## GIVEN PROBLEM
Exactly as written, please set down all of the entries again, with no pictures.

** Begin INPUT MATERIAL **

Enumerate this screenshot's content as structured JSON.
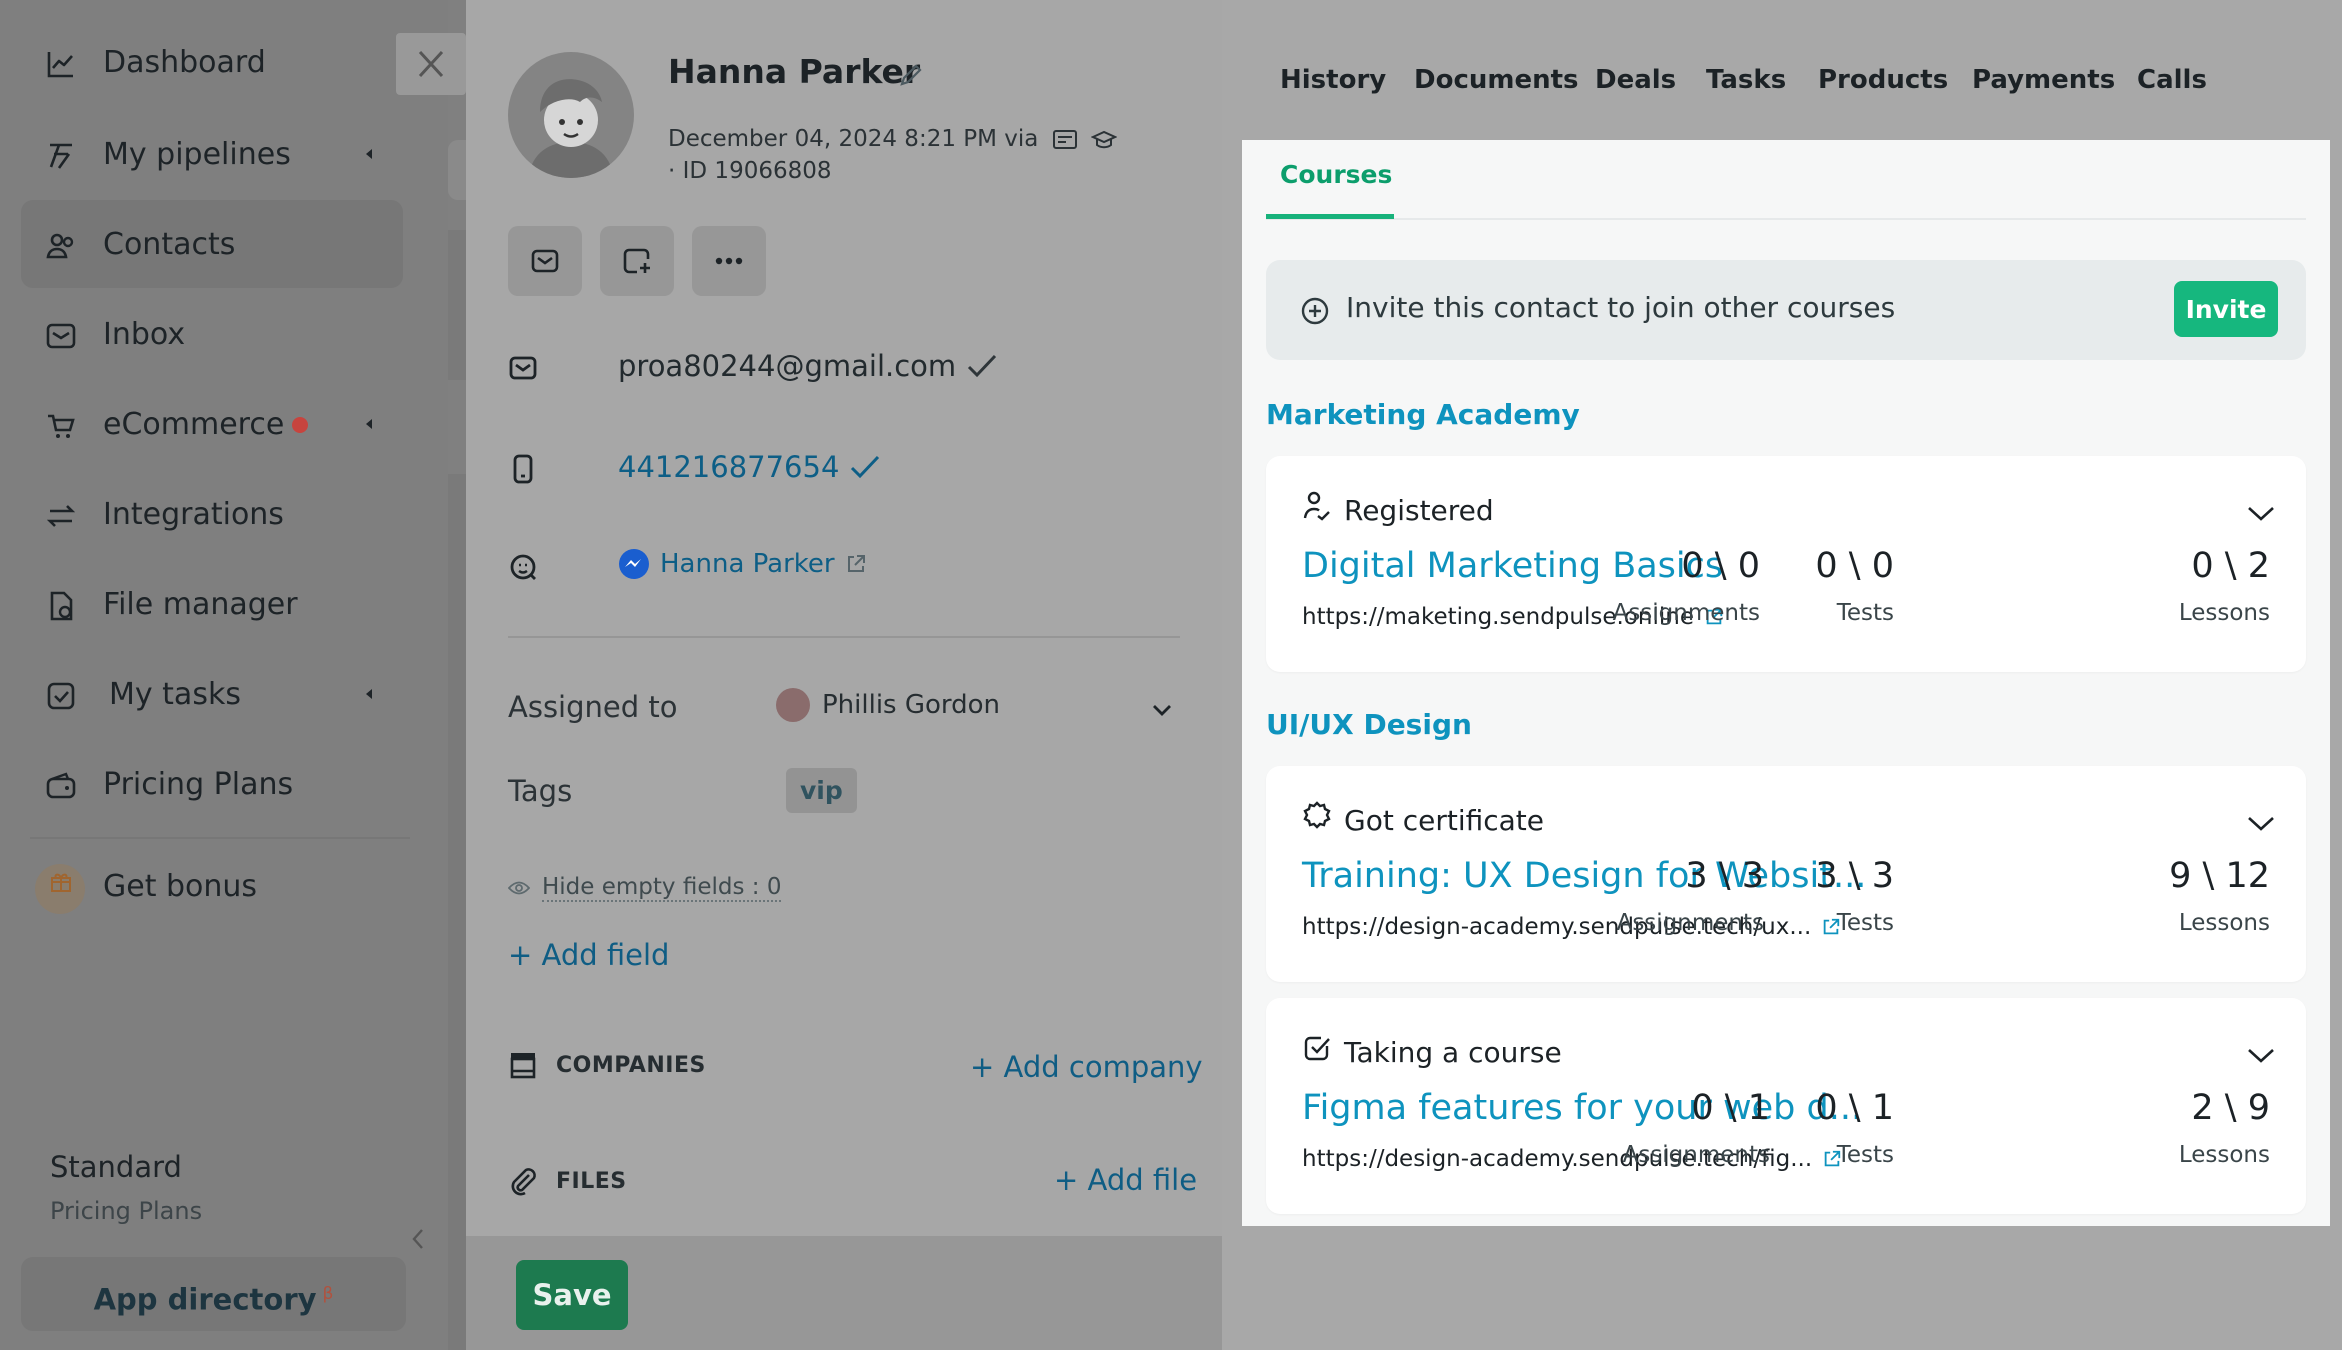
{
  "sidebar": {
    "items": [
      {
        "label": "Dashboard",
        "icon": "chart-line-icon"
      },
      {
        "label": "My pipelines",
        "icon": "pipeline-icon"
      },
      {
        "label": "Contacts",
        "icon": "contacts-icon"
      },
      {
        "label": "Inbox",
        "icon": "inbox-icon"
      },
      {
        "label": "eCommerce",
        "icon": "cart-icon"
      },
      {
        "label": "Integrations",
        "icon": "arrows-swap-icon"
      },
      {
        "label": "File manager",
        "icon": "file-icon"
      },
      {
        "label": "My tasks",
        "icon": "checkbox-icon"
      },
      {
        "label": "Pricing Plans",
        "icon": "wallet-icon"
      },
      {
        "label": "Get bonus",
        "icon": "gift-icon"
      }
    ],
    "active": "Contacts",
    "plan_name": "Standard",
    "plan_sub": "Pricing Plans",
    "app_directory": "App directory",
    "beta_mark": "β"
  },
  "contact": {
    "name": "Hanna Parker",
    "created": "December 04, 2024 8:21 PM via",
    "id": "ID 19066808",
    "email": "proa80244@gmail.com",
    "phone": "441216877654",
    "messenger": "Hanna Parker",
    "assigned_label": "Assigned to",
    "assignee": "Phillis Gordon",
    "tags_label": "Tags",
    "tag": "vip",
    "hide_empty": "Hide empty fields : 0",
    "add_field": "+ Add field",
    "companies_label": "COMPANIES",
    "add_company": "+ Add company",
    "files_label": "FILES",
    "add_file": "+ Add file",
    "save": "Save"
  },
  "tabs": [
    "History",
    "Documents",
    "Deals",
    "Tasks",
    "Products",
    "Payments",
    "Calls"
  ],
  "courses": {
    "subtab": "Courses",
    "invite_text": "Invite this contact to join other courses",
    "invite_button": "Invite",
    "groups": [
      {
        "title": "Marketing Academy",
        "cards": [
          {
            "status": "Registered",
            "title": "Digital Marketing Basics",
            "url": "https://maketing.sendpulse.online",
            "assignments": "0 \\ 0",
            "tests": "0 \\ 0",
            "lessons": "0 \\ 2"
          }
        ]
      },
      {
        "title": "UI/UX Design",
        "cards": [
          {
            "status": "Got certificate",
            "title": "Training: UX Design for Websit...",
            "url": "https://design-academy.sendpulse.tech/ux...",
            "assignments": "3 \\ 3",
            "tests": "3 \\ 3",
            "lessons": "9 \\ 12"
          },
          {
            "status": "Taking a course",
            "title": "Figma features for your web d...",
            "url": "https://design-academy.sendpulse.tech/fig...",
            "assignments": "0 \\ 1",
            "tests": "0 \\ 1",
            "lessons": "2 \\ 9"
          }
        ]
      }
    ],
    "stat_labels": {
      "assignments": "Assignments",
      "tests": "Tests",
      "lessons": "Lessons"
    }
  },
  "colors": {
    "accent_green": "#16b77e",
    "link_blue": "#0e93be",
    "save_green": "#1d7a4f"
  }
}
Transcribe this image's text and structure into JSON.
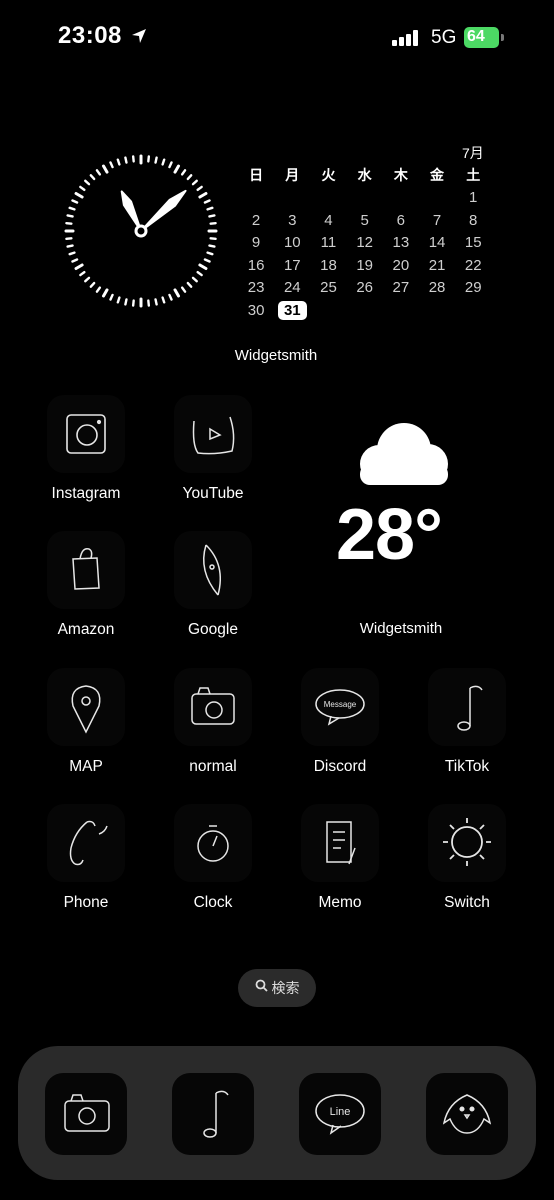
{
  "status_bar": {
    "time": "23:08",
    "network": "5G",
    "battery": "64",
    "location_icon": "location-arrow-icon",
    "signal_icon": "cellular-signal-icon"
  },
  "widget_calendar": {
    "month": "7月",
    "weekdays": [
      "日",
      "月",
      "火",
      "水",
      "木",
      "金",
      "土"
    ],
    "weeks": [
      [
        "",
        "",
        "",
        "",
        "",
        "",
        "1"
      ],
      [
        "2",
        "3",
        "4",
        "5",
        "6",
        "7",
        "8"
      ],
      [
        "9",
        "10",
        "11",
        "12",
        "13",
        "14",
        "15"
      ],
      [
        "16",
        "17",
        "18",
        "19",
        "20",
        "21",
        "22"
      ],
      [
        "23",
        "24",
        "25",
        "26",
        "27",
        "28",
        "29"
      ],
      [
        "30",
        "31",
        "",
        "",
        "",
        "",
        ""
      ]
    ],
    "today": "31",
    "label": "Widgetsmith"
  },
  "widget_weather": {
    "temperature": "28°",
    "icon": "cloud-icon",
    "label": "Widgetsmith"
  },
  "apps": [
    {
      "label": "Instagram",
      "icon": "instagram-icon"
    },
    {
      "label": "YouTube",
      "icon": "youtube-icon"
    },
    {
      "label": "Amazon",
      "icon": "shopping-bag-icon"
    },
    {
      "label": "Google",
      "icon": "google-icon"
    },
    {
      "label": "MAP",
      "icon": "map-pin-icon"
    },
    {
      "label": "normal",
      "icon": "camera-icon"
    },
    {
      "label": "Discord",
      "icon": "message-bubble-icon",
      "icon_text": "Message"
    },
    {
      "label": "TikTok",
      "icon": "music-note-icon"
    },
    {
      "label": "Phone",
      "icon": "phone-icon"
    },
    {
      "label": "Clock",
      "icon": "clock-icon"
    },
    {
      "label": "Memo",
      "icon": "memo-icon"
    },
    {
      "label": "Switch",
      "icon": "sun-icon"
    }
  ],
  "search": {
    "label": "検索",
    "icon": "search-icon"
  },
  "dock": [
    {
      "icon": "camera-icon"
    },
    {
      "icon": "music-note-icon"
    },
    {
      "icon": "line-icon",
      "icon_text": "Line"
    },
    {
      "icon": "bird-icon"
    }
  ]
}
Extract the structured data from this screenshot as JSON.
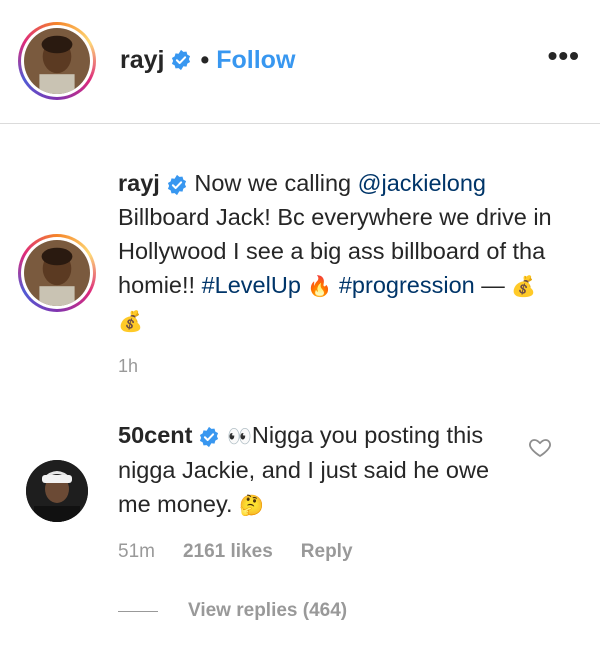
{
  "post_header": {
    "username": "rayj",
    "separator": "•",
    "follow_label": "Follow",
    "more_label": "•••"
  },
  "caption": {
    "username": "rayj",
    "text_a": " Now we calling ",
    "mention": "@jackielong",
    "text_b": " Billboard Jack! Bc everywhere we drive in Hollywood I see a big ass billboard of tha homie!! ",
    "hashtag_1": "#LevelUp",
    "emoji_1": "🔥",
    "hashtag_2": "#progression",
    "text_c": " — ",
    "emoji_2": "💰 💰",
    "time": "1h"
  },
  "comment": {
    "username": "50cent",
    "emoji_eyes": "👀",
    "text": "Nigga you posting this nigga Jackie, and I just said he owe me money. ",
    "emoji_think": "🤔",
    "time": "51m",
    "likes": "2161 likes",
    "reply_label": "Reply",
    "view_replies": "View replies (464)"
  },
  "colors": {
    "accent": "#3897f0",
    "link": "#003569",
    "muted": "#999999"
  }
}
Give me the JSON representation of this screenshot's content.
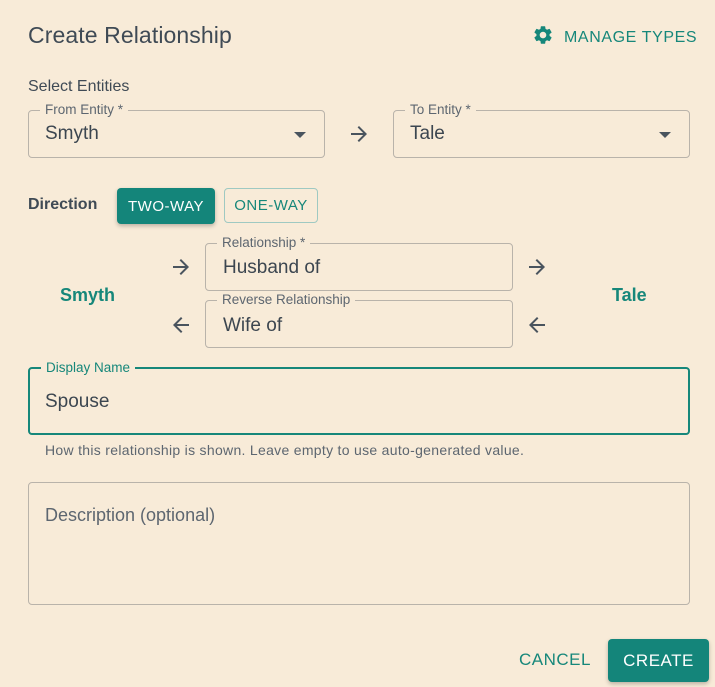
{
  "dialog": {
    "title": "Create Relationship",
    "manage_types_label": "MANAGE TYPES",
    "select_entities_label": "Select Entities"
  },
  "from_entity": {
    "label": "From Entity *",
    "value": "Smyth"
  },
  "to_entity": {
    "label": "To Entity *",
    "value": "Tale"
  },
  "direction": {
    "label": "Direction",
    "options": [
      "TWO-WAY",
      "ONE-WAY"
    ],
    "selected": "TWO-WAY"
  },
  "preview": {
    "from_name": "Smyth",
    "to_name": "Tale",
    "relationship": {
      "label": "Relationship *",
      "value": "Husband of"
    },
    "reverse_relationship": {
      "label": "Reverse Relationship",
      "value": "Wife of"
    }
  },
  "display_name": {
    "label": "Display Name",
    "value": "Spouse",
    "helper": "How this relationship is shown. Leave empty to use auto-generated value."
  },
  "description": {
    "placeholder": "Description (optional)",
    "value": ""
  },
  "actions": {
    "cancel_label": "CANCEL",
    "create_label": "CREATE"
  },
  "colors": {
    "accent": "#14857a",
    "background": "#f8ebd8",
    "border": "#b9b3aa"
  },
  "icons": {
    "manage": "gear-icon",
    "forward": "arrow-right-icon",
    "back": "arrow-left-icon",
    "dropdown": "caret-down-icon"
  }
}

** End INPUT MATERIAL **

## RESULT FOR THIS EXERCISE
Enumerate this screenshot's content as structured JSON.
{
  "sidebar": {
    "items": [
      {
        "label": "Dashboard",
        "icon": "chart-line-icon"
      },
      {
        "label": "My pipelines",
        "icon": "pipeline-icon"
      },
      {
        "label": "Contacts",
        "icon": "contacts-icon"
      },
      {
        "label": "Inbox",
        "icon": "inbox-icon"
      },
      {
        "label": "eCommerce",
        "icon": "cart-icon"
      },
      {
        "label": "Integrations",
        "icon": "arrows-swap-icon"
      },
      {
        "label": "File manager",
        "icon": "file-icon"
      },
      {
        "label": "My tasks",
        "icon": "checkbox-icon"
      },
      {
        "label": "Pricing Plans",
        "icon": "wallet-icon"
      },
      {
        "label": "Get bonus",
        "icon": "gift-icon"
      }
    ],
    "active": "Contacts",
    "plan_name": "Standard",
    "plan_sub": "Pricing Plans",
    "app_directory": "App directory",
    "beta_mark": "β"
  },
  "contact": {
    "name": "Hanna Parker",
    "created": "December 04, 2024 8:21 PM via",
    "id": "ID 19066808",
    "email": "proa80244@gmail.com",
    "phone": "441216877654",
    "messenger": "Hanna Parker",
    "assigned_label": "Assigned to",
    "assignee": "Phillis Gordon",
    "tags_label": "Tags",
    "tag": "vip",
    "hide_empty": "Hide empty fields : 0",
    "add_field": "+ Add field",
    "companies_label": "COMPANIES",
    "add_company": "+ Add company",
    "files_label": "FILES",
    "add_file": "+ Add file",
    "save": "Save"
  },
  "tabs": [
    "History",
    "Documents",
    "Deals",
    "Tasks",
    "Products",
    "Payments",
    "Calls"
  ],
  "courses": {
    "subtab": "Courses",
    "invite_text": "Invite this contact to join other courses",
    "invite_button": "Invite",
    "groups": [
      {
        "title": "Marketing Academy",
        "cards": [
          {
            "status": "Registered",
            "title": "Digital Marketing Basics",
            "url": "https://maketing.sendpulse.online",
            "assignments": "0 \\ 0",
            "tests": "0 \\ 0",
            "lessons": "0 \\ 2"
          }
        ]
      },
      {
        "title": "UI/UX Design",
        "cards": [
          {
            "status": "Got certificate",
            "title": "Training: UX Design for Websit...",
            "url": "https://design-academy.sendpulse.tech/ux...",
            "assignments": "3 \\ 3",
            "tests": "3 \\ 3",
            "lessons": "9 \\ 12"
          },
          {
            "status": "Taking a course",
            "title": "Figma features for your web d...",
            "url": "https://design-academy.sendpulse.tech/fig...",
            "assignments": "0 \\ 1",
            "tests": "0 \\ 1",
            "lessons": "2 \\ 9"
          }
        ]
      }
    ],
    "stat_labels": {
      "assignments": "Assignments",
      "tests": "Tests",
      "lessons": "Lessons"
    }
  },
  "colors": {
    "accent_green": "#16b77e",
    "link_blue": "#0e93be",
    "save_green": "#1d7a4f"
  }
}
Transcribe this image's text and structure into JSON.
{
  "status_bar": {
    "time": "23:08",
    "network": "5G",
    "battery": "64",
    "location_icon": "location-arrow-icon",
    "signal_icon": "cellular-signal-icon"
  },
  "widget_calendar": {
    "month": "7月",
    "weekdays": [
      "日",
      "月",
      "火",
      "水",
      "木",
      "金",
      "土"
    ],
    "weeks": [
      [
        "",
        "",
        "",
        "",
        "",
        "",
        "1"
      ],
      [
        "2",
        "3",
        "4",
        "5",
        "6",
        "7",
        "8"
      ],
      [
        "9",
        "10",
        "11",
        "12",
        "13",
        "14",
        "15"
      ],
      [
        "16",
        "17",
        "18",
        "19",
        "20",
        "21",
        "22"
      ],
      [
        "23",
        "24",
        "25",
        "26",
        "27",
        "28",
        "29"
      ],
      [
        "30",
        "31",
        "",
        "",
        "",
        "",
        ""
      ]
    ],
    "today": "31",
    "label": "Widgetsmith"
  },
  "widget_weather": {
    "temperature": "28°",
    "icon": "cloud-icon",
    "label": "Widgetsmith"
  },
  "apps": [
    {
      "label": "Instagram",
      "icon": "instagram-icon"
    },
    {
      "label": "YouTube",
      "icon": "youtube-icon"
    },
    {
      "label": "Amazon",
      "icon": "shopping-bag-icon"
    },
    {
      "label": "Google",
      "icon": "google-icon"
    },
    {
      "label": "MAP",
      "icon": "map-pin-icon"
    },
    {
      "label": "normal",
      "icon": "camera-icon"
    },
    {
      "label": "Discord",
      "icon": "message-bubble-icon",
      "icon_text": "Message"
    },
    {
      "label": "TikTok",
      "icon": "music-note-icon"
    },
    {
      "label": "Phone",
      "icon": "phone-icon"
    },
    {
      "label": "Clock",
      "icon": "clock-icon"
    },
    {
      "label": "Memo",
      "icon": "memo-icon"
    },
    {
      "label": "Switch",
      "icon": "sun-icon"
    }
  ],
  "search": {
    "label": "検索",
    "icon": "search-icon"
  },
  "dock": [
    {
      "icon": "camera-icon"
    },
    {
      "icon": "music-note-icon"
    },
    {
      "icon": "line-icon",
      "icon_text": "Line"
    },
    {
      "icon": "bird-icon"
    }
  ]
}
Extract the structured data from this screenshot as JSON.
{
  "post_header": {
    "username": "rayj",
    "separator": "•",
    "follow_label": "Follow",
    "more_label": "•••"
  },
  "caption": {
    "username": "rayj",
    "text_a": " Now we calling ",
    "mention": "@jackielong",
    "text_b": " Billboard Jack! Bc everywhere we drive in Hollywood I see a big ass billboard of tha homie!! ",
    "hashtag_1": "#LevelUp",
    "emoji_1": "🔥",
    "hashtag_2": "#progression",
    "text_c": " — ",
    "emoji_2": "💰 💰",
    "time": "1h"
  },
  "comment": {
    "username": "50cent",
    "emoji_eyes": "👀",
    "text": "Nigga you posting this nigga Jackie, and I just said he owe me money. ",
    "emoji_think": "🤔",
    "time": "51m",
    "likes": "2161 likes",
    "reply_label": "Reply",
    "view_replies": "View replies (464)"
  },
  "colors": {
    "accent": "#3897f0",
    "link": "#003569",
    "muted": "#999999"
  }
}
Give me the JSON representation of this screenshot's content.
{
  "dialog": {
    "title": "Create Relationship",
    "manage_types_label": "MANAGE TYPES",
    "select_entities_label": "Select Entities"
  },
  "from_entity": {
    "label": "From Entity *",
    "value": "Smyth"
  },
  "to_entity": {
    "label": "To Entity *",
    "value": "Tale"
  },
  "direction": {
    "label": "Direction",
    "options": [
      "TWO-WAY",
      "ONE-WAY"
    ],
    "selected": "TWO-WAY"
  },
  "preview": {
    "from_name": "Smyth",
    "to_name": "Tale",
    "relationship": {
      "label": "Relationship *",
      "value": "Husband of"
    },
    "reverse_relationship": {
      "label": "Reverse Relationship",
      "value": "Wife of"
    }
  },
  "display_name": {
    "label": "Display Name",
    "value": "Spouse",
    "helper": "How this relationship is shown. Leave empty to use auto-generated value."
  },
  "description": {
    "placeholder": "Description (optional)",
    "value": ""
  },
  "actions": {
    "cancel_label": "CANCEL",
    "create_label": "CREATE"
  },
  "colors": {
    "accent": "#14857a",
    "background": "#f8ebd8",
    "border": "#b9b3aa"
  },
  "icons": {
    "manage": "gear-icon",
    "forward": "arrow-right-icon",
    "back": "arrow-left-icon",
    "dropdown": "caret-down-icon"
  }
}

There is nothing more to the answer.